[Task details]:
Repeat, exactly and completely, the material that follows. Omit the pictures.
-- start Extracted records --
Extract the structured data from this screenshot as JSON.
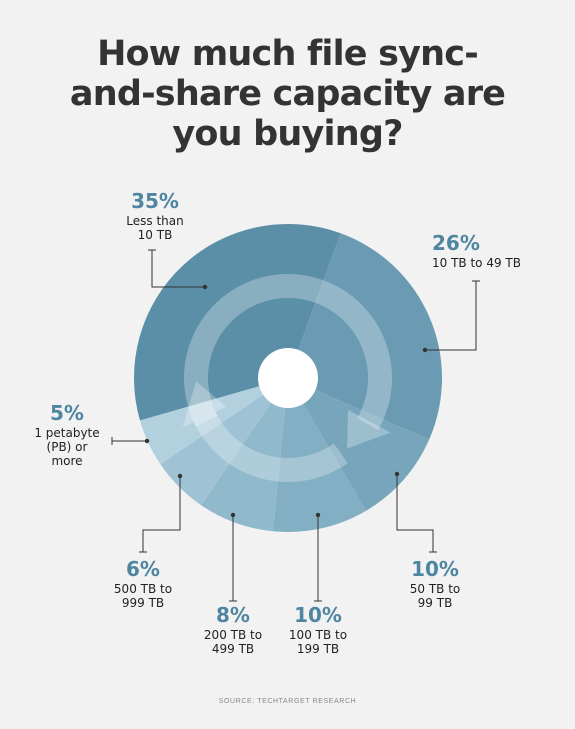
{
  "title_lines": [
    "How much file sync-",
    "and-share capacity are",
    "you buying?"
  ],
  "source": "SOURCE: TECHTARGET RESEARCH",
  "chart_data": {
    "type": "pie",
    "title": "How much file sync-and-share capacity are you buying?",
    "slices": [
      {
        "label": "Less than\n10 TB",
        "value": 35,
        "pct": "35%",
        "color": "#5b8fa8"
      },
      {
        "label": "10 TB to 49 TB",
        "value": 26,
        "pct": "26%",
        "color": "#6a9bb3"
      },
      {
        "label": "50 TB to\n99 TB",
        "value": 10,
        "pct": "10%",
        "color": "#77a6bc"
      },
      {
        "label": "100 TB to\n199 TB",
        "value": 10,
        "pct": "10%",
        "color": "#83afc4"
      },
      {
        "label": "200 TB to\n499 TB",
        "value": 8,
        "pct": "8%",
        "color": "#90b9cc"
      },
      {
        "label": "500 TB to\n999 TB",
        "value": 6,
        "pct": "6%",
        "color": "#9fc3d4"
      },
      {
        "label": "1 petabyte\n(PB) or\nmore",
        "value": 5,
        "pct": "5%",
        "color": "#b3d0de"
      }
    ]
  }
}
-- end Extracted records --
[Finished answer]:
Extract the structured data from this screenshot as JSON.
{
  "title_lines": [
    "How much file sync-",
    "and-share capacity are",
    "you buying?"
  ],
  "source": "SOURCE: TECHTARGET RESEARCH",
  "chart_data": {
    "type": "pie",
    "title": "How much file sync-and-share capacity are you buying?",
    "slices": [
      {
        "label": "Less than\n10 TB",
        "value": 35,
        "pct": "35%",
        "color": "#5b8fa8"
      },
      {
        "label": "10 TB to 49 TB",
        "value": 26,
        "pct": "26%",
        "color": "#6a9bb3"
      },
      {
        "label": "50 TB to\n99 TB",
        "value": 10,
        "pct": "10%",
        "color": "#77a6bc"
      },
      {
        "label": "100 TB to\n199 TB",
        "value": 10,
        "pct": "10%",
        "color": "#83afc4"
      },
      {
        "label": "200 TB to\n499 TB",
        "value": 8,
        "pct": "8%",
        "color": "#90b9cc"
      },
      {
        "label": "500 TB to\n999 TB",
        "value": 6,
        "pct": "6%",
        "color": "#9fc3d4"
      },
      {
        "label": "1 petabyte\n(PB) or\nmore",
        "value": 5,
        "pct": "5%",
        "color": "#b3d0de"
      }
    ]
  }
}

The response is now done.